**Task details:** Do not include the pictures; repeat the rest of the data exactly.

* * * * * * * * *

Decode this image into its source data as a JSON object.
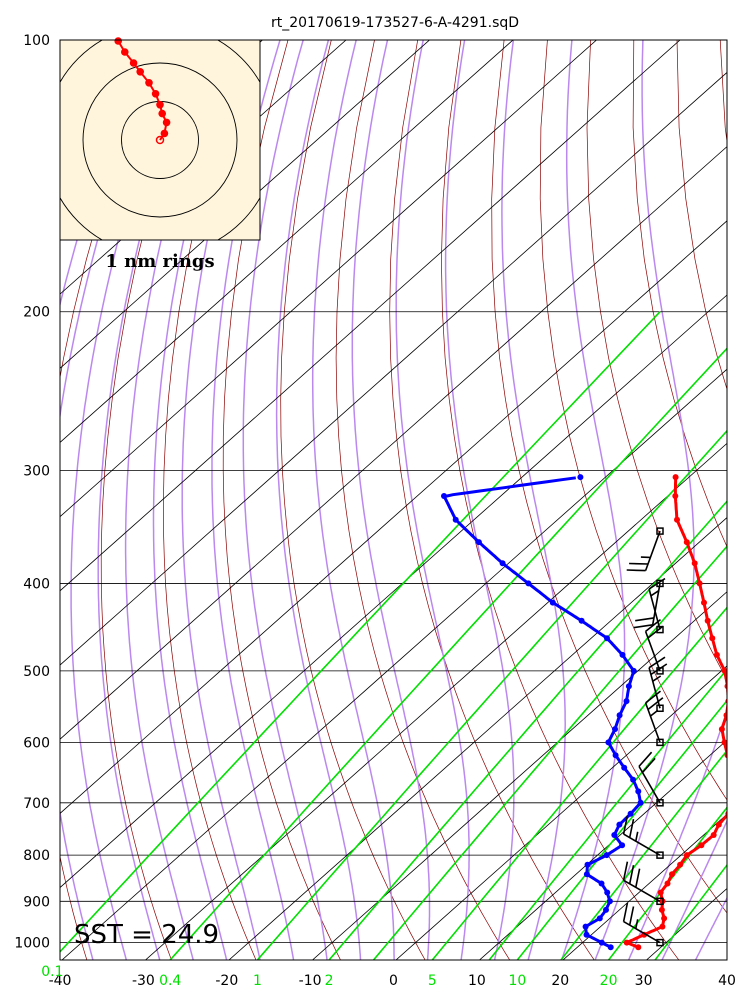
{
  "chart_data": {
    "type": "skew-t sounding",
    "title": "rt_20170619-173527-6-A-4291.sqD",
    "annotation": "SST = 24.9",
    "hodograph_label": "1 nm rings",
    "x_ticks": [
      "-40",
      "-30",
      "-20",
      "-10",
      "0",
      "10",
      "20",
      "30",
      "40"
    ],
    "x_tick_values": [
      -40,
      -30,
      -20,
      -10,
      0,
      10,
      20,
      30,
      40
    ],
    "y_ticks": [
      "100",
      "200",
      "300",
      "400",
      "500",
      "600",
      "700",
      "800",
      "900",
      "1000"
    ],
    "y_tick_values": [
      100,
      200,
      300,
      400,
      500,
      600,
      700,
      800,
      900,
      1000
    ],
    "mixing_ratio_labels": [
      "0.1",
      "0.4",
      "1",
      "2",
      "5",
      "10",
      "20"
    ],
    "mixing_ratio_values": [
      0.1,
      0.4,
      1,
      2,
      5,
      10,
      20
    ],
    "xlim": [
      -40,
      40
    ],
    "ylim": [
      1050,
      100
    ],
    "y_scale": "log",
    "grid": true,
    "colors": {
      "temperature": "#ff0000",
      "dewpoint": "#0000ff",
      "mixing_ratio": "#00e000",
      "moist_adiabat": "#bb88ee",
      "dry_adiabat": "#8b0000",
      "isotherm": "#000000",
      "hodograph_bg": "#fff5dc",
      "wind_barb": "#000000"
    },
    "series": [
      {
        "name": "Temperature",
        "p": [
          1012,
          1000,
          980,
          960,
          940,
          920,
          900,
          880,
          860,
          840,
          820,
          800,
          780,
          760,
          740,
          720,
          700,
          680,
          660,
          640,
          620,
          600,
          580,
          560,
          540,
          520,
          500,
          480,
          460,
          440,
          420,
          400,
          380,
          360,
          340,
          320,
          305
        ],
        "t": [
          27.3,
          25.3,
          26.3,
          27.4,
          26.5,
          25.1,
          24.0,
          22.6,
          22.2,
          21.5,
          21.2,
          20.7,
          21.1,
          21.2,
          20.4,
          20.1,
          19.0,
          17.7,
          16.0,
          14.3,
          12.1,
          10.0,
          7.9,
          6.6,
          4.9,
          2.8,
          0.4,
          -2.7,
          -5.5,
          -8.4,
          -11.3,
          -14.4,
          -17.7,
          -21.5,
          -25.7,
          -29.1,
          -31.6
        ]
      },
      {
        "name": "Dewpoint",
        "p": [
          1012,
          1000,
          980,
          960,
          940,
          920,
          900,
          880,
          860,
          840,
          820,
          800,
          780,
          760,
          740,
          720,
          700,
          680,
          660,
          640,
          620,
          600,
          580,
          560,
          540,
          520,
          500,
          480,
          460,
          440,
          420,
          400,
          380,
          360,
          340,
          320,
          305
        ],
        "t": [
          24.0,
          22.3,
          19.4,
          18.2,
          18.8,
          18.4,
          17.7,
          16.2,
          14.3,
          11.3,
          10.1,
          11.1,
          11.6,
          9.3,
          8.5,
          8.4,
          8.1,
          6.3,
          4.1,
          1.4,
          -1.3,
          -3.9,
          -4.9,
          -6.2,
          -7.3,
          -9.0,
          -10.5,
          -14.0,
          -18.1,
          -23.5,
          -29.4,
          -34.9,
          -40.7,
          -46.4,
          -52.2,
          -56.8,
          -43.0
        ]
      }
    ],
    "wind_barbs": [
      {
        "p": 1000,
        "dir_deg": 300,
        "speed_kt": 25
      },
      {
        "p": 900,
        "dir_deg": 300,
        "speed_kt": 30
      },
      {
        "p": 800,
        "dir_deg": 300,
        "speed_kt": 25
      },
      {
        "p": 700,
        "dir_deg": 330,
        "speed_kt": 20
      },
      {
        "p": 600,
        "dir_deg": 340,
        "speed_kt": 25
      },
      {
        "p": 550,
        "dir_deg": 345,
        "speed_kt": 25
      },
      {
        "p": 500,
        "dir_deg": 340,
        "speed_kt": 20
      },
      {
        "p": 450,
        "dir_deg": 345,
        "speed_kt": 15
      },
      {
        "p": 400,
        "dir_deg": 190,
        "speed_kt": 20
      },
      {
        "p": 350,
        "dir_deg": 200,
        "speed_kt": 25
      }
    ],
    "hodograph": {
      "u_km": [
        0,
        0.2,
        0.3,
        0.1,
        0.0,
        -0.2,
        -0.5,
        -0.9,
        -1.2,
        -1.6,
        -1.9
      ],
      "v_km": [
        0,
        0.3,
        0.8,
        1.2,
        1.6,
        2.1,
        2.6,
        3.1,
        3.5,
        4.0,
        4.5
      ]
    }
  }
}
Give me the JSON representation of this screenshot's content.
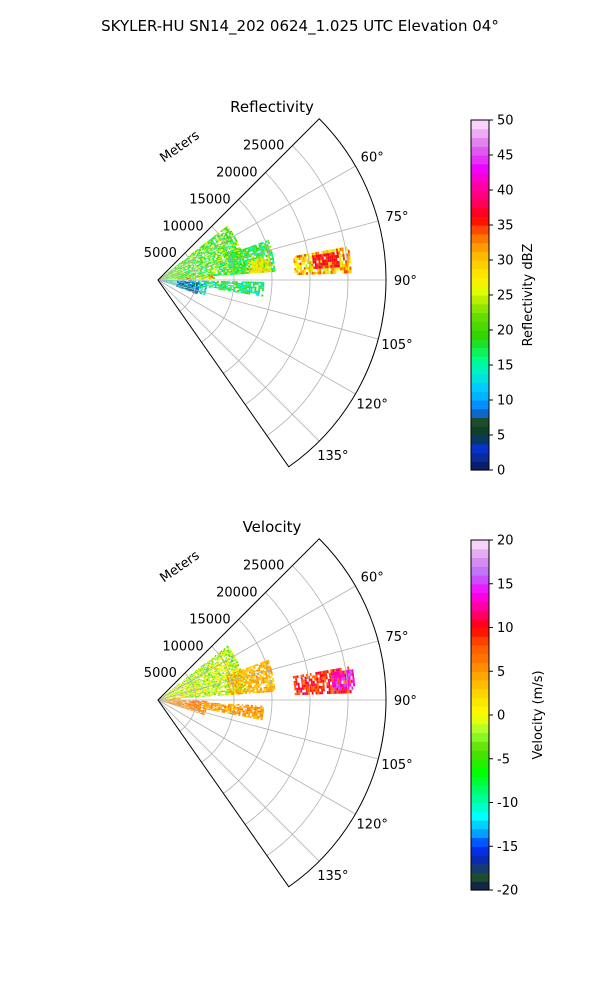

* * * * * * * * *

**Exercise output:**
Decode this image into its source data as a JSON object.
{
  "chart_data": {
    "type": "skew-t sounding",
    "title": "rt_20170619-173527-6-A-4291.sqD",
    "annotation": "SST = 24.9",
    "hodograph_label": "1 nm rings",
    "x_ticks": [
      "-40",
      "-30",
      "-20",
      "-10",
      "0",
      "10",
      "20",
      "30",
      "40"
    ],
    "x_tick_values": [
      -40,
      -30,
      -20,
      -10,
      0,
      10,
      20,
      30,
      40
    ],
    "y_ticks": [
      "100",
      "200",
      "300",
      "400",
      "500",
      "600",
      "700",
      "800",
      "900",
      "1000"
    ],
    "y_tick_values": [
      100,
      200,
      300,
      400,
      500,
      600,
      700,
      800,
      900,
      1000
    ],
    "mixing_ratio_labels": [
      "0.1",
      "0.4",
      "1",
      "2",
      "5",
      "10",
      "20"
    ],
    "mixing_ratio_values": [
      0.1,
      0.4,
      1,
      2,
      5,
      10,
      20
    ],
    "xlim": [
      -40,
      40
    ],
    "ylim": [
      1050,
      100
    ],
    "y_scale": "log",
    "grid": true,
    "colors": {
      "temperature": "#ff0000",
      "dewpoint": "#0000ff",
      "mixing_ratio": "#00e000",
      "moist_adiabat": "#bb88ee",
      "dry_adiabat": "#8b0000",
      "isotherm": "#000000",
      "hodograph_bg": "#fff5dc",
      "wind_barb": "#000000"
    },
    "series": [
      {
        "name": "Temperature",
        "p": [
          1012,
          1000,
          980,
          960,
          940,
          920,
          900,
          880,
          860,
          840,
          820,
          800,
          780,
          760,
          740,
          720,
          700,
          680,
          660,
          640,
          620,
          600,
          580,
          560,
          540,
          520,
          500,
          480,
          460,
          440,
          420,
          400,
          380,
          360,
          340,
          320,
          305
        ],
        "t": [
          27.3,
          25.3,
          26.3,
          27.4,
          26.5,
          25.1,
          24.0,
          22.6,
          22.2,
          21.5,
          21.2,
          20.7,
          21.1,
          21.2,
          20.4,
          20.1,
          19.0,
          17.7,
          16.0,
          14.3,
          12.1,
          10.0,
          7.9,
          6.6,
          4.9,
          2.8,
          0.4,
          -2.7,
          -5.5,
          -8.4,
          -11.3,
          -14.4,
          -17.7,
          -21.5,
          -25.7,
          -29.1,
          -31.6
        ]
      },
      {
        "name": "Dewpoint",
        "p": [
          1012,
          1000,
          980,
          960,
          940,
          920,
          900,
          880,
          860,
          840,
          820,
          800,
          780,
          760,
          740,
          720,
          700,
          680,
          660,
          640,
          620,
          600,
          580,
          560,
          540,
          520,
          500,
          480,
          460,
          440,
          420,
          400,
          380,
          360,
          340,
          320,
          305
        ],
        "t": [
          24.0,
          22.3,
          19.4,
          18.2,
          18.8,
          18.4,
          17.7,
          16.2,
          14.3,
          11.3,
          10.1,
          11.1,
          11.6,
          9.3,
          8.5,
          8.4,
          8.1,
          6.3,
          4.1,
          1.4,
          -1.3,
          -3.9,
          -4.9,
          -6.2,
          -7.3,
          -9.0,
          -10.5,
          -14.0,
          -18.1,
          -23.5,
          -29.4,
          -34.9,
          -40.7,
          -46.4,
          -52.2,
          -56.8,
          -43.0
        ]
      }
    ],
    "wind_barbs": [
      {
        "p": 1000,
        "dir_deg": 300,
        "speed_kt": 25
      },
      {
        "p": 900,
        "dir_deg": 300,
        "speed_kt": 30
      },
      {
        "p": 800,
        "dir_deg": 300,
        "speed_kt": 25
      },
      {
        "p": 700,
        "dir_deg": 330,
        "speed_kt": 20
      },
      {
        "p": 600,
        "dir_deg": 340,
        "speed_kt": 25
      },
      {
        "p": 550,
        "dir_deg": 345,
        "speed_kt": 25
      },
      {
        "p": 500,
        "dir_deg": 340,
        "speed_kt": 20
      },
      {
        "p": 450,
        "dir_deg": 345,
        "speed_kt": 15
      },
      {
        "p": 400,
        "dir_deg": 190,
        "speed_kt": 20
      },
      {
        "p": 350,
        "dir_deg": 200,
        "speed_kt": 25
      }
    ],
    "hodograph": {
      "u_km": [
        0,
        0.2,
        0.3,
        0.1,
        0.0,
        -0.2,
        -0.5,
        -0.9,
        -1.2,
        -1.6,
        -1.9
      ],
      "v_km": [
        0,
        0.3,
        0.8,
        1.2,
        1.6,
        2.1,
        2.6,
        3.1,
        3.5,
        4.0,
        4.5
      ]
    }
  }
}
Give me the JSON representation of this screenshot's content.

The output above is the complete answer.